Only lines holding the string "page" are wanted; copy each one from the material.

-------- Supplied entries

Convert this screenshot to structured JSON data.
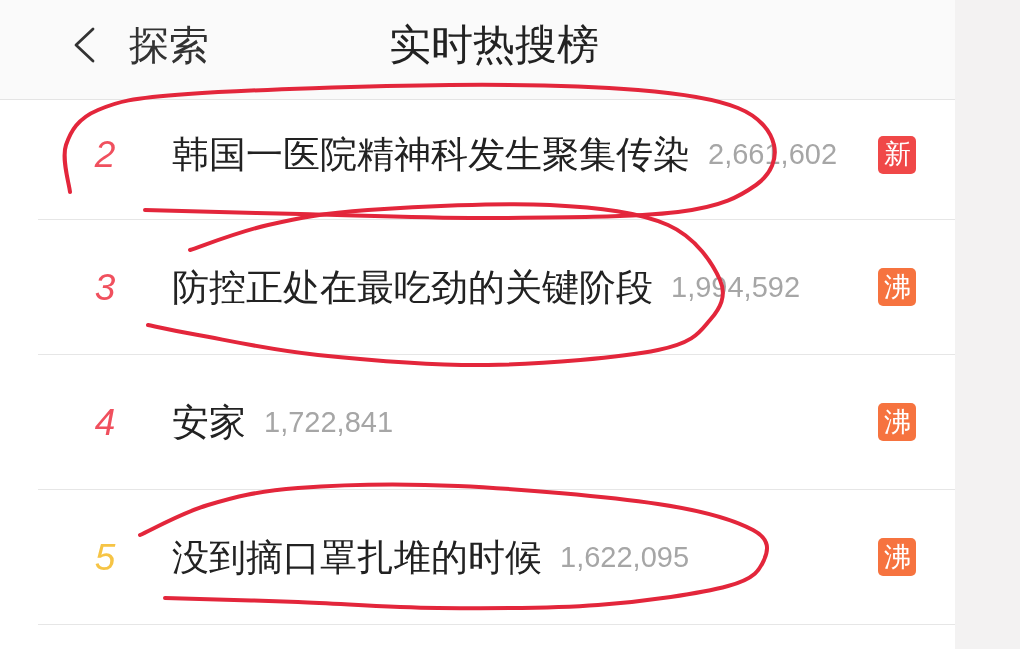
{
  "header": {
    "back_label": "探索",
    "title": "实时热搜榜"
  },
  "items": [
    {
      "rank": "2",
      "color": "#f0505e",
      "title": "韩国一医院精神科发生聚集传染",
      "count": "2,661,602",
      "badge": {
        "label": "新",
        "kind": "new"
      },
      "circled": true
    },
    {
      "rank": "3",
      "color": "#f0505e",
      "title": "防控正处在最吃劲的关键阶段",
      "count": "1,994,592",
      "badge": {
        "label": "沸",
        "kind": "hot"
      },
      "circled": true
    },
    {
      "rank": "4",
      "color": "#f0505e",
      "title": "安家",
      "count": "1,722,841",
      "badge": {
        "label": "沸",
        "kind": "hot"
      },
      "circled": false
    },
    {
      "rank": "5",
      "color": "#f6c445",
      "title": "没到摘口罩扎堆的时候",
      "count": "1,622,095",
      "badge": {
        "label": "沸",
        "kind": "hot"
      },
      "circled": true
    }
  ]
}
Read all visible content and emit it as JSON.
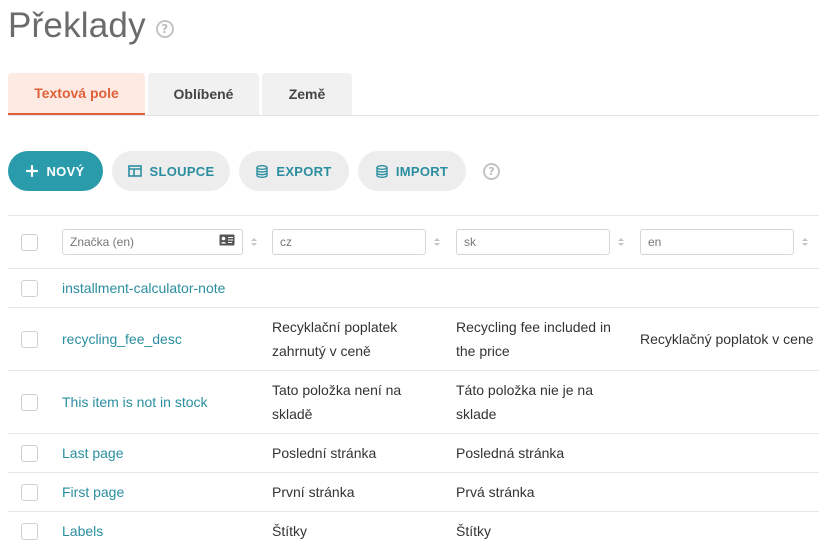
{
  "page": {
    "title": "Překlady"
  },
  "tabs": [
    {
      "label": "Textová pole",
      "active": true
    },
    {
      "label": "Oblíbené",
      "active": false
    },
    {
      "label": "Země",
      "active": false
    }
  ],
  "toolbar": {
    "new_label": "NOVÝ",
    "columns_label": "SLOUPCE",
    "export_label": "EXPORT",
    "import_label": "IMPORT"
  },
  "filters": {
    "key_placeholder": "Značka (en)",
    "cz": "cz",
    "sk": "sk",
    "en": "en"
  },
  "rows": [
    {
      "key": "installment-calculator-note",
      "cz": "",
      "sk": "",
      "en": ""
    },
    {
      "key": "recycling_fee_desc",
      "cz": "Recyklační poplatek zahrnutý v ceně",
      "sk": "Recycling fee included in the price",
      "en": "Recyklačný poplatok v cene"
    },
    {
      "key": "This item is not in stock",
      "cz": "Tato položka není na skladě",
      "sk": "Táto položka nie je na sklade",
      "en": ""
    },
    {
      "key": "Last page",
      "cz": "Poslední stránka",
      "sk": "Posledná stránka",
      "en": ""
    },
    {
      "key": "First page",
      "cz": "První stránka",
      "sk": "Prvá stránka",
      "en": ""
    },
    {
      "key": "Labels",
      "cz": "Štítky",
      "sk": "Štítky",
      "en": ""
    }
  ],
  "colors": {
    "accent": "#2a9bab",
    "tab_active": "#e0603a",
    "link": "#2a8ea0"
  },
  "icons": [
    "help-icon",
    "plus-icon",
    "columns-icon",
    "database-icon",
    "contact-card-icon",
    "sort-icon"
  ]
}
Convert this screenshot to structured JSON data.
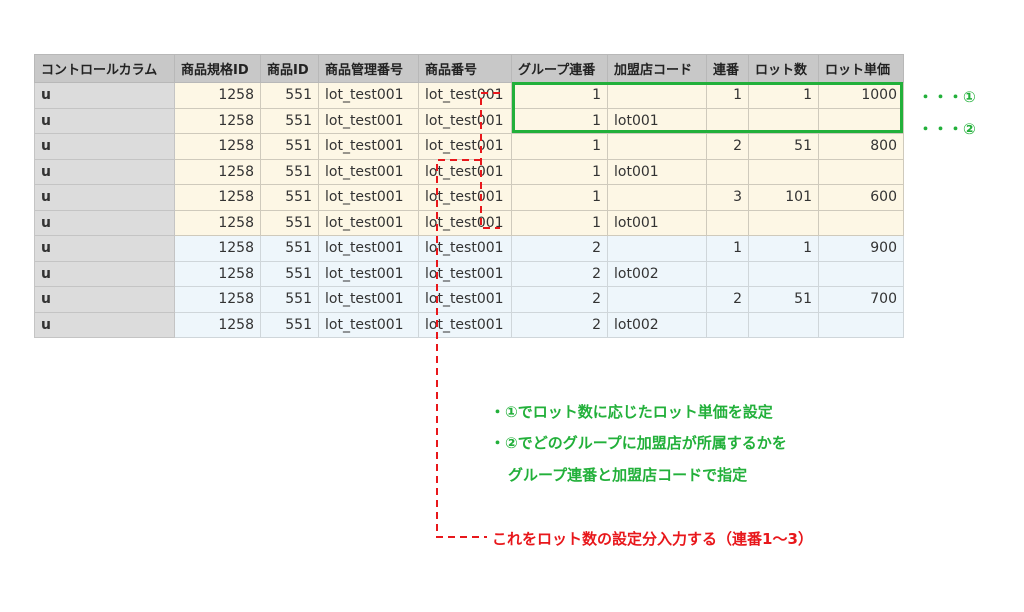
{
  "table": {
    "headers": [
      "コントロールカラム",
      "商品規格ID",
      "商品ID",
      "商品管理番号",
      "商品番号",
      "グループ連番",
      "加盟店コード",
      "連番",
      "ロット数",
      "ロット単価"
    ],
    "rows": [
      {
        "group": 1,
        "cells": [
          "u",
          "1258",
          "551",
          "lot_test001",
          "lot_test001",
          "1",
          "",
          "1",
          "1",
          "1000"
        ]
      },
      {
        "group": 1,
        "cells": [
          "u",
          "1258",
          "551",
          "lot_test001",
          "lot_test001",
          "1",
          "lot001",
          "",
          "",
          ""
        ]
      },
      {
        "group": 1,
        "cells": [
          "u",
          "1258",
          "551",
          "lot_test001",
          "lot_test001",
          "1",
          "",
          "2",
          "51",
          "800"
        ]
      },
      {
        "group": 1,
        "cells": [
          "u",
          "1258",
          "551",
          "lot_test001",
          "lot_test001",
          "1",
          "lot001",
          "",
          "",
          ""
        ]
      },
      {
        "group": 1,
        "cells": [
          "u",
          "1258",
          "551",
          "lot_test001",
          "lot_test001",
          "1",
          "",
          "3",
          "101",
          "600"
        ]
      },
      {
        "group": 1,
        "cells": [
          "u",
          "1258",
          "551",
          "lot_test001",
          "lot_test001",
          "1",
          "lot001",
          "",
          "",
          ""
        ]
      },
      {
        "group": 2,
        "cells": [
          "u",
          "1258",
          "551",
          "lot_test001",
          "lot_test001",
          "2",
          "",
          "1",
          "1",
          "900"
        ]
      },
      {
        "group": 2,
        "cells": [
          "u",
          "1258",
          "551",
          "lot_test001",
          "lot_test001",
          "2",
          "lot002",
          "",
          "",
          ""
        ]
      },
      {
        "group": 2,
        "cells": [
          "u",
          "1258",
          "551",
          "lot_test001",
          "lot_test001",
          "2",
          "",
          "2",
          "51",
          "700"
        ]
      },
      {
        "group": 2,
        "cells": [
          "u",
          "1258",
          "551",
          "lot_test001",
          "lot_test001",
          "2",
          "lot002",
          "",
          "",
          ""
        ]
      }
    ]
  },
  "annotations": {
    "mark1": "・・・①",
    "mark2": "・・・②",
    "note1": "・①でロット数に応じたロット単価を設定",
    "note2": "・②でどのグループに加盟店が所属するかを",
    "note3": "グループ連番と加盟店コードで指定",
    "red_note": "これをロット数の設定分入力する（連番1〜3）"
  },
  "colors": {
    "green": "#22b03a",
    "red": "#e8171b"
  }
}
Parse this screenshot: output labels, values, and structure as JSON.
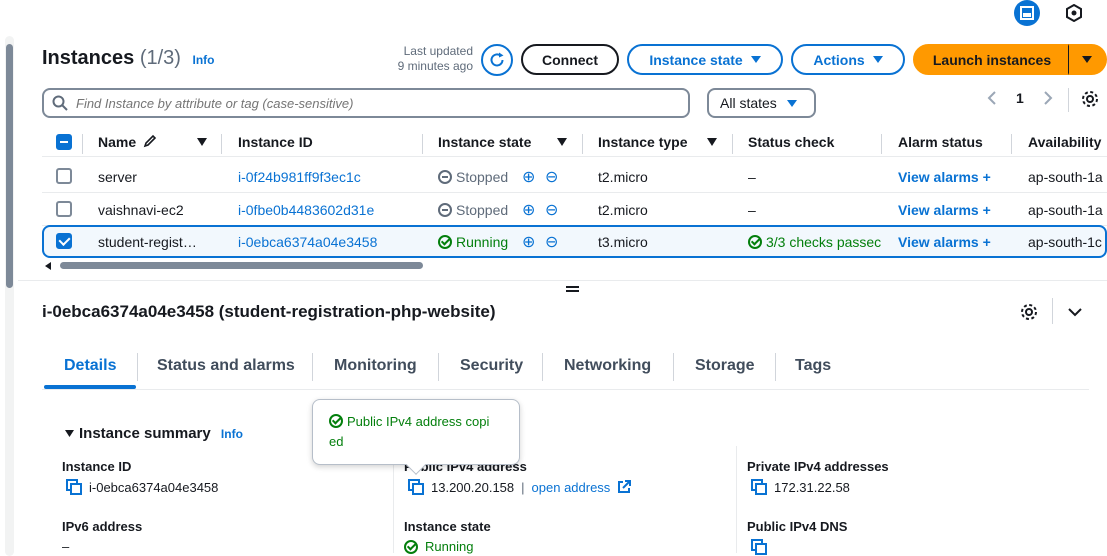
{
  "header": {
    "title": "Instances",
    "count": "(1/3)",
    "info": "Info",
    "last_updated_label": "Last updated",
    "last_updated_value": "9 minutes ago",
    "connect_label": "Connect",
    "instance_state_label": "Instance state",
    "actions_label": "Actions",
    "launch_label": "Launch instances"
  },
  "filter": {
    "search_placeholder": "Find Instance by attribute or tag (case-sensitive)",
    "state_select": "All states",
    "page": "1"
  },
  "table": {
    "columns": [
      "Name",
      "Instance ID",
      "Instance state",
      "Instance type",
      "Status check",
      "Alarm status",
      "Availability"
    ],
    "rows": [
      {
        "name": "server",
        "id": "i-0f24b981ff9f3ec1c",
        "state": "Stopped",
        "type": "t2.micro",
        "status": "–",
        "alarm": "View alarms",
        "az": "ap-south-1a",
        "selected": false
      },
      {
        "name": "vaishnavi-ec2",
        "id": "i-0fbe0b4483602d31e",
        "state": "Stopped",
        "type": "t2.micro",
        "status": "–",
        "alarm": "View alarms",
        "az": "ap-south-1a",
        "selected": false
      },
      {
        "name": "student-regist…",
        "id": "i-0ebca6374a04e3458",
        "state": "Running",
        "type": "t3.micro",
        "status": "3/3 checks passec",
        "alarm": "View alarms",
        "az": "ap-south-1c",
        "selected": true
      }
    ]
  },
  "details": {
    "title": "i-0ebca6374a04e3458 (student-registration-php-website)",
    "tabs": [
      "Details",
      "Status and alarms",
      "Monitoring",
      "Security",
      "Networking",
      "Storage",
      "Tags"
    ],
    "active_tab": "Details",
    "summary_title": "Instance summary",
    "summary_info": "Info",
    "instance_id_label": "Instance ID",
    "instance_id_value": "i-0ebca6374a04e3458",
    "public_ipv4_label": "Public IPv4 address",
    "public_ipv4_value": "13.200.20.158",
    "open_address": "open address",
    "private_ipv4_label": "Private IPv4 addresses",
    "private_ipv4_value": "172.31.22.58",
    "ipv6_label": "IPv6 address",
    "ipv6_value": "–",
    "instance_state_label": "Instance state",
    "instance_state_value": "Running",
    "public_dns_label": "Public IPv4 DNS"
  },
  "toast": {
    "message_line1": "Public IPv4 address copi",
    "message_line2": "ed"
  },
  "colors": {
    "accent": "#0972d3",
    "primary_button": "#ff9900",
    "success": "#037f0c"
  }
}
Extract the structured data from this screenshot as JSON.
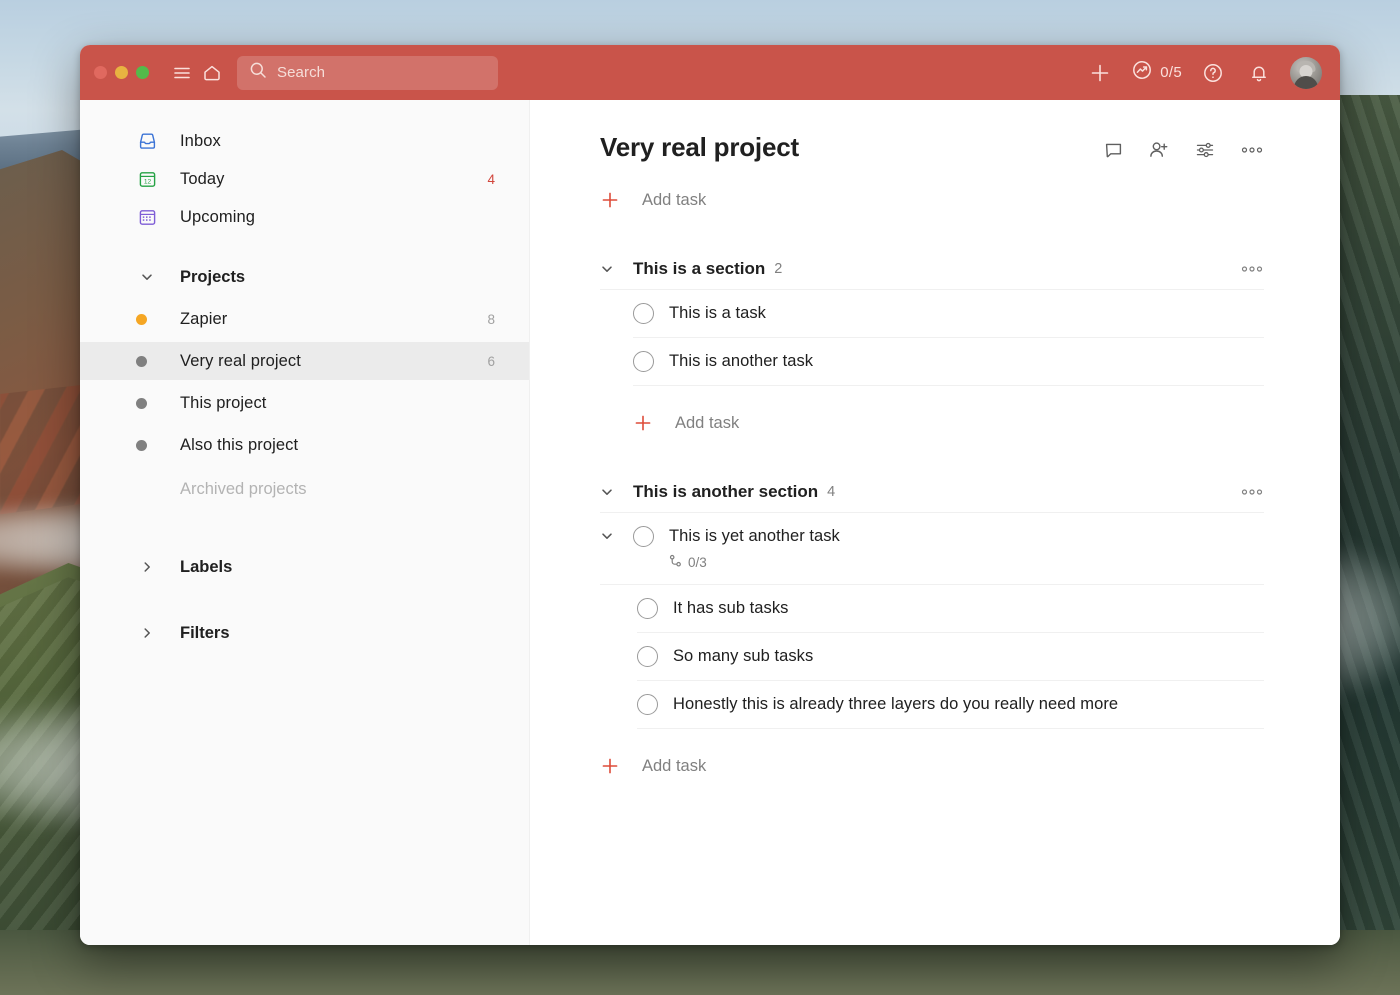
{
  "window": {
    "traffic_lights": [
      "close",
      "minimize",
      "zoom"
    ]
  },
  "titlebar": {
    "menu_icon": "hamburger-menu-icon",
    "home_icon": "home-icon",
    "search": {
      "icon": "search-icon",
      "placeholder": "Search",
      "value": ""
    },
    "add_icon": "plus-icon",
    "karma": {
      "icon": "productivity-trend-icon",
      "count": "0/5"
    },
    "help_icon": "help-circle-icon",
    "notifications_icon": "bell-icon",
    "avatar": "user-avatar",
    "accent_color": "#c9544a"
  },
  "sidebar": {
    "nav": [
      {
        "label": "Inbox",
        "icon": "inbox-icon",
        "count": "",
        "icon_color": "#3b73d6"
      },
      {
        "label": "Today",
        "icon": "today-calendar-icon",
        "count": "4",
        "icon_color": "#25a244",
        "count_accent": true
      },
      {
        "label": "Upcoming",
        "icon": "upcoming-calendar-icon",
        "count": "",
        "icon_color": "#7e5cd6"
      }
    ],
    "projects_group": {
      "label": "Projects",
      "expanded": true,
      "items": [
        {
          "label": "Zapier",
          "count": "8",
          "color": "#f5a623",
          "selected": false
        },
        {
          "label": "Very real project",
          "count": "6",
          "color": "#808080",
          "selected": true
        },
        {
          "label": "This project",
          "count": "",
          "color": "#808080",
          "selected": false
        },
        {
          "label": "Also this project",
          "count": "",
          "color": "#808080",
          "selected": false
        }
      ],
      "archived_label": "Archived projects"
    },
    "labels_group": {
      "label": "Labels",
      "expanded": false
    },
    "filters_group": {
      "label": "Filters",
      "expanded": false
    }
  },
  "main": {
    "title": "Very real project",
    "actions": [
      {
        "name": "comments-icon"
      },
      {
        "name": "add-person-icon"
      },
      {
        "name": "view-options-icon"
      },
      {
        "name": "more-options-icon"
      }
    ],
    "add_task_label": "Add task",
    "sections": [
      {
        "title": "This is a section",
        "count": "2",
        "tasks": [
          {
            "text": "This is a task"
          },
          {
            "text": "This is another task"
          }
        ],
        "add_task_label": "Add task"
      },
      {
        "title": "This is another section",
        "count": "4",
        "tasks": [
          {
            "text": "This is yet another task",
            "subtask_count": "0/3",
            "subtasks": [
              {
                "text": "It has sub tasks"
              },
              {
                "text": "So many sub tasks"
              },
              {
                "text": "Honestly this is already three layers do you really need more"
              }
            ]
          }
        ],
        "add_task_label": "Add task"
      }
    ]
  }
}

----------------

- Reply to the task
  "page": {
      "key": "Last page",
      "key": "First page",
    "page": "1"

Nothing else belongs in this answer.